- Job -
Turn the entries, from the start up to and including the line with "back-button[interactable] — [2216, 912, 2297, 992]", into a Markdown table with the columns Row and Text. Number each line in Row and leave out any blank lines.

- Dataset -
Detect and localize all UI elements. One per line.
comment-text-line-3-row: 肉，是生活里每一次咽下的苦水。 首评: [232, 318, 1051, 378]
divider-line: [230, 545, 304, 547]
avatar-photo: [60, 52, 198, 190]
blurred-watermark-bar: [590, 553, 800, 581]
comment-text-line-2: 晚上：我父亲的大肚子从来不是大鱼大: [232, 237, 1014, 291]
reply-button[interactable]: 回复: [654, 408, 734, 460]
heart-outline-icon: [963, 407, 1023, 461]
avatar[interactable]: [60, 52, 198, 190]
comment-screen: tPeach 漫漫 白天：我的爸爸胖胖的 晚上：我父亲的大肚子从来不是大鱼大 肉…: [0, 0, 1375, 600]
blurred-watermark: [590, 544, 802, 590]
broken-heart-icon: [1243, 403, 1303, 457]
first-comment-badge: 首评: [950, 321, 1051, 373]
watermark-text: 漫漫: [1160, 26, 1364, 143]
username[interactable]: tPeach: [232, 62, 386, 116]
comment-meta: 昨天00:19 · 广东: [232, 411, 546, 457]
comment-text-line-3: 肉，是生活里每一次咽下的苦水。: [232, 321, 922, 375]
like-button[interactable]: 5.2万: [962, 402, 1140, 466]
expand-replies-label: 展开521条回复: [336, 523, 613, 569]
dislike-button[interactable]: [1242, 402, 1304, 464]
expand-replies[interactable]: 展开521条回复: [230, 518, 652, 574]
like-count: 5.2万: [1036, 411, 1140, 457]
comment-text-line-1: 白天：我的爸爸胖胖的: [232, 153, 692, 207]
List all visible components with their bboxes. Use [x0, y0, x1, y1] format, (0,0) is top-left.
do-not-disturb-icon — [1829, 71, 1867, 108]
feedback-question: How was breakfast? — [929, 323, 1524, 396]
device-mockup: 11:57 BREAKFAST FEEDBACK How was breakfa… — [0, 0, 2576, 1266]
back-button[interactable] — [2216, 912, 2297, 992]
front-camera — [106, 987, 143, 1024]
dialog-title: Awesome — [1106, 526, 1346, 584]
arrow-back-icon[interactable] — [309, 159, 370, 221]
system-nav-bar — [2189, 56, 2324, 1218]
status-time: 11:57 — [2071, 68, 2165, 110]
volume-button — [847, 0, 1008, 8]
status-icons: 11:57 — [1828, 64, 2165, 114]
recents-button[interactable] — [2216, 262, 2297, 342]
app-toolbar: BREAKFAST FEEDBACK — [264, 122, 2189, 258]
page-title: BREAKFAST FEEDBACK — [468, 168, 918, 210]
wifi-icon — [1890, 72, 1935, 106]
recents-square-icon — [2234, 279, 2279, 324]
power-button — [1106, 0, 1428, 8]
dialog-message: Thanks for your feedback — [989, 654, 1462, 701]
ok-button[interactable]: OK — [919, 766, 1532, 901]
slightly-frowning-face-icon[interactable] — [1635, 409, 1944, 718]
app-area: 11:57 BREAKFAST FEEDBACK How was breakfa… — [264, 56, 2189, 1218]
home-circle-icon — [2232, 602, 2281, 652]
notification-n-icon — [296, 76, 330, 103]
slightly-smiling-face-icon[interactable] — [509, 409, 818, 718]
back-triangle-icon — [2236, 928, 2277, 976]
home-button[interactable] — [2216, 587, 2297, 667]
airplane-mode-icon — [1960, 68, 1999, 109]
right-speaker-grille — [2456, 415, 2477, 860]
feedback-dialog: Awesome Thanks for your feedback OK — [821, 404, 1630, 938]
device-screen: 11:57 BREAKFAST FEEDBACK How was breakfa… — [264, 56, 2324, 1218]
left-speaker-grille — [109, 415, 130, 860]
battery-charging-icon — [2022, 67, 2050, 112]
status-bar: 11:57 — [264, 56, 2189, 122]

- Result of the exercise -
| Row | Text |
|---|---|
| 1 | Detect and localize all UI elements. One per line. |
| 2 | comment-text-line-3-row: 肉，是生活里每一次咽下的苦水。 首评: [232, 318, 1051, 378] |
| 3 | divider-line: [230, 545, 304, 547] |
| 4 | avatar-photo: [60, 52, 198, 190] |
| 5 | blurred-watermark-bar: [590, 553, 800, 581] |
| 6 | comment-text-line-2: 晚上：我父亲的大肚子从来不是大鱼大: [232, 237, 1014, 291] |
| 7 | reply-button[interactable]: 回复: [654, 408, 734, 460] |
| 8 | heart-outline-icon: [963, 407, 1023, 461] |
| 9 | avatar[interactable]: [60, 52, 198, 190] |
| 10 | comment-screen: tPeach 漫漫 白天：我的爸爸胖胖的 晚上：我父亲的大肚子从来不是大鱼大 肉…: [0, 0, 1375, 600] |
| 11 | blurred-watermark: [590, 544, 802, 590] |
| 12 | broken-heart-icon: [1243, 403, 1303, 457] |
| 13 | first-comment-badge: 首评: [950, 321, 1051, 373] |
| 14 | watermark-text: 漫漫: [1160, 26, 1364, 143] |
| 15 | username[interactable]: tPeach: [232, 62, 386, 116] |
| 16 | comment-meta: 昨天00:19 · 广东: [232, 411, 546, 457] |
| 17 | comment-text-line-3: 肉，是生活里每一次咽下的苦水。: [232, 321, 922, 375] |
| 18 | like-button[interactable]: 5.2万: [962, 402, 1140, 466] |
| 19 | expand-replies-label: 展开521条回复: [336, 523, 613, 569] |
| 20 | dislike-button[interactable]: [1242, 402, 1304, 464] |
| 21 | expand-replies[interactable]: 展开521条回复: [230, 518, 652, 574] |
| 22 | like-count: 5.2万: [1036, 411, 1140, 457] |
| 23 | comment-text-line-1: 白天：我的爸爸胖胖的: [232, 153, 692, 207] |
| 24 | List all visible components with their bboxes. Use [x0, y0, x1, y1] format, (0,0) is top-left. |
| 25 | do-not-disturb-icon — [1829, 71, 1867, 108] |
| 26 | feedback-question: How was breakfast? — [929, 323, 1524, 396] |
| 27 | device-mockup: 11:57 BREAKFAST FEEDBACK How was breakfa… — [0, 0, 2576, 1266] |
| 28 | back-button[interactable] — [2216, 912, 2297, 992] |